* Begin Data for this exercise *

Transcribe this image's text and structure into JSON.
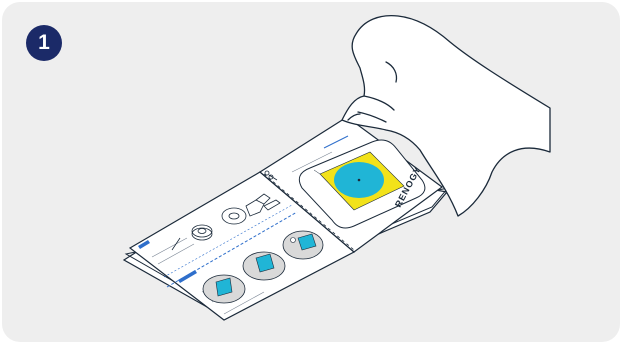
{
  "step": {
    "number": "1"
  },
  "booklet": {
    "brand": "RENOGY"
  },
  "colors": {
    "background": "#eeeeee",
    "badge": "#1b2a68",
    "accent_blue": "#2f6fcb",
    "sticker_yellow": "#f2e21a",
    "sticker_cyan": "#20b5d6",
    "line": "#1b2a3a"
  },
  "icons": {
    "hand": "hand-icon",
    "scissors": "scissors-icon"
  }
}
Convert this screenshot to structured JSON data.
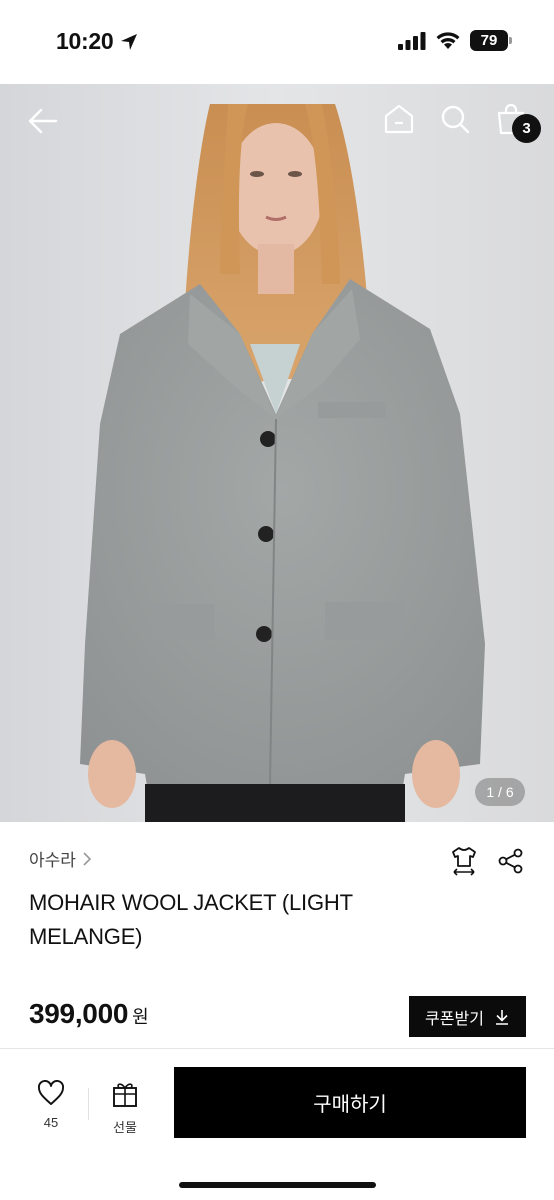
{
  "status_bar": {
    "time": "10:20",
    "battery": "79"
  },
  "header": {
    "cart_count": "3"
  },
  "gallery": {
    "pager": "1 / 6"
  },
  "product": {
    "brand": "아수라",
    "title": "MOHAIR WOOL JACKET (LIGHT MELANGE)",
    "price": "399,000",
    "price_unit": "원",
    "coupon_label": "쿠폰받기"
  },
  "bottom_bar": {
    "like_count": "45",
    "gift_label": "선물",
    "buy_label": "구매하기"
  },
  "colors": {
    "accent": "#000000",
    "background": "#ffffff"
  },
  "icons": [
    "location-arrow-icon",
    "signal-icon",
    "wifi-icon",
    "battery-icon",
    "back-arrow-icon",
    "home-icon",
    "search-icon",
    "shopping-bag-icon",
    "chevron-right-icon",
    "size-guide-icon",
    "share-icon",
    "download-icon",
    "heart-icon",
    "gift-icon"
  ]
}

* End Data for this exercise *

* [Work required] Skip every picture and transcribe the data above exactly.

* [Correct output]
Transcribe this image's text and structure into JSON.
{
  "step": {
    "number": "1"
  },
  "booklet": {
    "brand": "RENOGY"
  },
  "colors": {
    "background": "#eeeeee",
    "badge": "#1b2a68",
    "accent_blue": "#2f6fcb",
    "sticker_yellow": "#f2e21a",
    "sticker_cyan": "#20b5d6",
    "line": "#1b2a3a"
  },
  "icons": {
    "hand": "hand-icon",
    "scissors": "scissors-icon"
  }
}
Convert this screenshot to structured JSON data.
{
  "status_bar": {
    "time": "10:20",
    "battery": "79"
  },
  "header": {
    "cart_count": "3"
  },
  "gallery": {
    "pager": "1 / 6"
  },
  "product": {
    "brand": "아수라",
    "title": "MOHAIR WOOL JACKET (LIGHT MELANGE)",
    "price": "399,000",
    "price_unit": "원",
    "coupon_label": "쿠폰받기"
  },
  "bottom_bar": {
    "like_count": "45",
    "gift_label": "선물",
    "buy_label": "구매하기"
  },
  "colors": {
    "accent": "#000000",
    "background": "#ffffff"
  },
  "icons": [
    "location-arrow-icon",
    "signal-icon",
    "wifi-icon",
    "battery-icon",
    "back-arrow-icon",
    "home-icon",
    "search-icon",
    "shopping-bag-icon",
    "chevron-right-icon",
    "size-guide-icon",
    "share-icon",
    "download-icon",
    "heart-icon",
    "gift-icon"
  ]
}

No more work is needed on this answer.